--- start of EXTRACT TO READ ---
Figuring ‘It’ Out, Putting ‘It’ to Use

 

As I have understood the task at hand, the editors of Aneek expect me to respond to the question: Is ‘Maoism’ in India an authentic application of ‘Marxism-Leninism-Mao Zedong Thought’?  Frankly, I am not comfortable with such a positing of the question for it seems to suggest one “correct” interpretation of ‘Marxism-Leninism-Mao Zedong Thought’ (M-L-M)/Maoism.  I would rather like to imagine M-L-M as open-ended and adaptable to new and changing historical situations, wide open to empirical evidence and thus able to grapple with social reality as it is unfolds.

Marxism as Open-Ended

Leninism, following Stalin, is commonly designated as “Marxism of the era of imperialism and proletarian revolution”.  Nevertheless, the specificity of its origins in Russia in the late 19th and early 20th centuries in the context of economic and social “backwardness” should not be lost sight of.  Mindful of this historical context, we however need to wrest the universal truths of Leninism.  Thus, for example, in my view, today, a Leninist conception of the Party would be one where internal democracy and socialist pluralism would be sought to be safeguarded even under the most severe conditions of civil war and/or imperialist intervention.
--- end of EXTRACT TO READ ---
--- start of LISTED RECORDS ---
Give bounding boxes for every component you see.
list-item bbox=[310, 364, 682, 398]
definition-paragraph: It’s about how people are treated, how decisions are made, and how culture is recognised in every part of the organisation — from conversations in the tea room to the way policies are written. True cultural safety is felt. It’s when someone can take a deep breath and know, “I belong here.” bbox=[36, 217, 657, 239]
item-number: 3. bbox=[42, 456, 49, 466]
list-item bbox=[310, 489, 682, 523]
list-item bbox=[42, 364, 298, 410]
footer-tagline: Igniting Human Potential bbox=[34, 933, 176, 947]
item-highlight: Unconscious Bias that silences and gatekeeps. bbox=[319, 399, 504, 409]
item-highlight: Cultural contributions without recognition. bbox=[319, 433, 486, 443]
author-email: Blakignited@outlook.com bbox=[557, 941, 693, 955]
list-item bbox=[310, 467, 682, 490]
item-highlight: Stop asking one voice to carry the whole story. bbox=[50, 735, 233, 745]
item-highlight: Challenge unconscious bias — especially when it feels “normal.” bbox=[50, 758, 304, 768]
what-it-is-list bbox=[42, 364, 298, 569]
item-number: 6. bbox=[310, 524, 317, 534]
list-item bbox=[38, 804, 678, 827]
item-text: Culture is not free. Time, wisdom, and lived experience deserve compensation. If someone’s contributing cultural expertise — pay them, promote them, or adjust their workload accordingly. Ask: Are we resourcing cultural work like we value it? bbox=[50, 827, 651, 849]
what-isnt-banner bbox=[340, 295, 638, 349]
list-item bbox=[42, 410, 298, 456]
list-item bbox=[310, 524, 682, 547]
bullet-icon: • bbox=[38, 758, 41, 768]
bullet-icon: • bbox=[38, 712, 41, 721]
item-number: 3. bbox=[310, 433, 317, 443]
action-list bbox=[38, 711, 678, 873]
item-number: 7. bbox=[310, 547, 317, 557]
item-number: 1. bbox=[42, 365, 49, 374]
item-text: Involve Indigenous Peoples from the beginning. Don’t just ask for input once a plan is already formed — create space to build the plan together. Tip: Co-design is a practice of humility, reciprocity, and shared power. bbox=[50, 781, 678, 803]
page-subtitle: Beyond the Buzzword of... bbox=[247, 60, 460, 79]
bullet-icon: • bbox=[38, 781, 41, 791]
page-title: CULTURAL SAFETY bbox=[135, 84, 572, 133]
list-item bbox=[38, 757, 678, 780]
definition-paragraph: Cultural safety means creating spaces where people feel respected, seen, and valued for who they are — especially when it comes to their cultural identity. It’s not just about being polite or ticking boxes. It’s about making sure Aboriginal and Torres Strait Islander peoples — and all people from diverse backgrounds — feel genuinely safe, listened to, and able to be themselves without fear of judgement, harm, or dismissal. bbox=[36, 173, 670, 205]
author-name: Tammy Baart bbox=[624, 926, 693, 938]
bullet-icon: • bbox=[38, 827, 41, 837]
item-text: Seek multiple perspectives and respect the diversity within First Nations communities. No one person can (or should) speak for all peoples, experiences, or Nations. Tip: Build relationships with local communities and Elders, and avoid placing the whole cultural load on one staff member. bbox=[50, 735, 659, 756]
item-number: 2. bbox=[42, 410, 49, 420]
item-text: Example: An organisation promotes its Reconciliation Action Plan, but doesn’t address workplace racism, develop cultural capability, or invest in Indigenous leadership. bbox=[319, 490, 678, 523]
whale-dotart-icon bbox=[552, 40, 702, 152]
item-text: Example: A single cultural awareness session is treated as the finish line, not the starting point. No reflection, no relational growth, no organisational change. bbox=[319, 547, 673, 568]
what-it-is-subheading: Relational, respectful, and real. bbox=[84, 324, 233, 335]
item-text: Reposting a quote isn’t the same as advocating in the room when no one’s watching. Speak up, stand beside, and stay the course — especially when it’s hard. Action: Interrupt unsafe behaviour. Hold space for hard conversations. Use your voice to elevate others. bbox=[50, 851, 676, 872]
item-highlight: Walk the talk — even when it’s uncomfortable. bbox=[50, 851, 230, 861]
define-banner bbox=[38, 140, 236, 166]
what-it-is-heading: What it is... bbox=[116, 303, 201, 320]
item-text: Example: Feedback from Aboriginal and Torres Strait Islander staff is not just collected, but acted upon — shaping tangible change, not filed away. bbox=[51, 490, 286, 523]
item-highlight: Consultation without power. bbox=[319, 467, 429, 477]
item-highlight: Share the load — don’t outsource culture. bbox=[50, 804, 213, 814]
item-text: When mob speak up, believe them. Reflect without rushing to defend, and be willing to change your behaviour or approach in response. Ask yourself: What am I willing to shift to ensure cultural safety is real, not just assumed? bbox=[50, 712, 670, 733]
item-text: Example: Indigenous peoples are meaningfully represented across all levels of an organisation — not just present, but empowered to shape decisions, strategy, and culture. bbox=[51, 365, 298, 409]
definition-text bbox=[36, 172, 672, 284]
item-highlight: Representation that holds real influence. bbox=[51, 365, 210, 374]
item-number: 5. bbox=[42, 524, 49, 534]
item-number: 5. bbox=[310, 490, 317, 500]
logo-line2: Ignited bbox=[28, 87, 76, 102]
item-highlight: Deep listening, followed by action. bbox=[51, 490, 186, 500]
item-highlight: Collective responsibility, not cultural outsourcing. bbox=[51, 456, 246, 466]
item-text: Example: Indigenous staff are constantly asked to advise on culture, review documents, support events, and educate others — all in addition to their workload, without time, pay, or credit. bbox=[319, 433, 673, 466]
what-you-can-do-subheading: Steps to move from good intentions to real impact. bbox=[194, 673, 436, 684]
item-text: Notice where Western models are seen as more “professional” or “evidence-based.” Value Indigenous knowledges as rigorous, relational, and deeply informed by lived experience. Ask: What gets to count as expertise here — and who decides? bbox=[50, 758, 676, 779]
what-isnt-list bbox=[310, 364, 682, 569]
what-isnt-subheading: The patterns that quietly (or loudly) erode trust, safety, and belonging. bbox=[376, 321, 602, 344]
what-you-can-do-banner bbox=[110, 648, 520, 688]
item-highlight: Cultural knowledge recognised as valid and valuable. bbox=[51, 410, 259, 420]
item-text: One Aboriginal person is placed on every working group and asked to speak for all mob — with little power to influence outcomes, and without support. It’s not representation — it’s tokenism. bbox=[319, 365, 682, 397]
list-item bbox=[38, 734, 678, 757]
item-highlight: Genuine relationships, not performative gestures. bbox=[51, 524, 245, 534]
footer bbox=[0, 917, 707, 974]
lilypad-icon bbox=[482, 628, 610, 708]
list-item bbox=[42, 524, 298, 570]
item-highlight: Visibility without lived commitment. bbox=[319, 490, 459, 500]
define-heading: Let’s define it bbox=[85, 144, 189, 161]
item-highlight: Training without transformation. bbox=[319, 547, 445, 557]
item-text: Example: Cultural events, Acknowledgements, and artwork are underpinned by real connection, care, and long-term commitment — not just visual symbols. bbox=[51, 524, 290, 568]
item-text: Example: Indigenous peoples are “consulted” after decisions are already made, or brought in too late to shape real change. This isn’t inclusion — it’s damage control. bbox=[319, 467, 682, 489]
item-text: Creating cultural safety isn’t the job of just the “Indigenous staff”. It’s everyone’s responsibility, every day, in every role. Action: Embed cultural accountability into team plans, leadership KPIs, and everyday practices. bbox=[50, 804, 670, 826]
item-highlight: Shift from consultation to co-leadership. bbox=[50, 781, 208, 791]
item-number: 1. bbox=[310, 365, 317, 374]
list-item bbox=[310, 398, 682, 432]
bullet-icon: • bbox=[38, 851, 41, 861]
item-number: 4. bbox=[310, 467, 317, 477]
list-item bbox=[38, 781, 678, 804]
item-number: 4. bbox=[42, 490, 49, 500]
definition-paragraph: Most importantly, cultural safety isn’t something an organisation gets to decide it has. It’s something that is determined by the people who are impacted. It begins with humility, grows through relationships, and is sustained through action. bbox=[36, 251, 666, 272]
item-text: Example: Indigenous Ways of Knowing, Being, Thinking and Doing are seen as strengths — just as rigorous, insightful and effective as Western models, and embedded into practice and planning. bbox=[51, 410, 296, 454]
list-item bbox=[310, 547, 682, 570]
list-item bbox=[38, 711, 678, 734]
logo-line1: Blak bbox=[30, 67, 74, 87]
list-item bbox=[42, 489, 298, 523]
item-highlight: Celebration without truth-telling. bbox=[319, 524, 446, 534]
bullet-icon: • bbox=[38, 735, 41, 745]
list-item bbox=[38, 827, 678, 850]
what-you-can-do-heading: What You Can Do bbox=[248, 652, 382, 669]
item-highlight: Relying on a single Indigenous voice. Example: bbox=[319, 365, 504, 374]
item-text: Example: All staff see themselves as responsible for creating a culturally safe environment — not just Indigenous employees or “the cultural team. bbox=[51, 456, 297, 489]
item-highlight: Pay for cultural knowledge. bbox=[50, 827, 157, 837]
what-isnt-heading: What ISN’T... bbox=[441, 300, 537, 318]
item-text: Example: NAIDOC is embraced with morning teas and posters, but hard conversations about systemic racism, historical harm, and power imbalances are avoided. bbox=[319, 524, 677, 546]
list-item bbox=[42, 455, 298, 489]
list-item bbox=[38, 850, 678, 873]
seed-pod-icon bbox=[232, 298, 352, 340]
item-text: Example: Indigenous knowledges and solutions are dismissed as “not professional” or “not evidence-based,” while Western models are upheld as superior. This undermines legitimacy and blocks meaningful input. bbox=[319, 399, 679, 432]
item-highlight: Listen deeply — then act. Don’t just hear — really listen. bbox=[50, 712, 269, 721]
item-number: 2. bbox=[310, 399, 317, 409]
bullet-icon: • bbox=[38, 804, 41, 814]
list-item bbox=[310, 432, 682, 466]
--- end of LISTED RECORDS ---
• [DIRECTIONS]:
In the essay on Maoism, write out the stretch from "Leninism, following Stalin, is" through "and/or imperialist intervention." again, swapping "Russia" for "the Russian Empire".

• [FINAL ANSWER]:
Leninism, following Stalin, is commonly designated as “Marxism of the era of imperialism and proletarian revolution”.  Nevertheless, the specificity of its origins in the Russian Empire in the late 19th and early 20th centuries in the context of economic and social “backwardness” should not be lost sight of.  Mindful of this historical context, we however need to wrest the universal truths of Leninism.  Thus, for example, in my view, today, a Leninist conception of the Party would be one where internal democracy and socialist pluralism would be sought to be safeguarded even under the most severe conditions of civil war and/or imperialist intervention.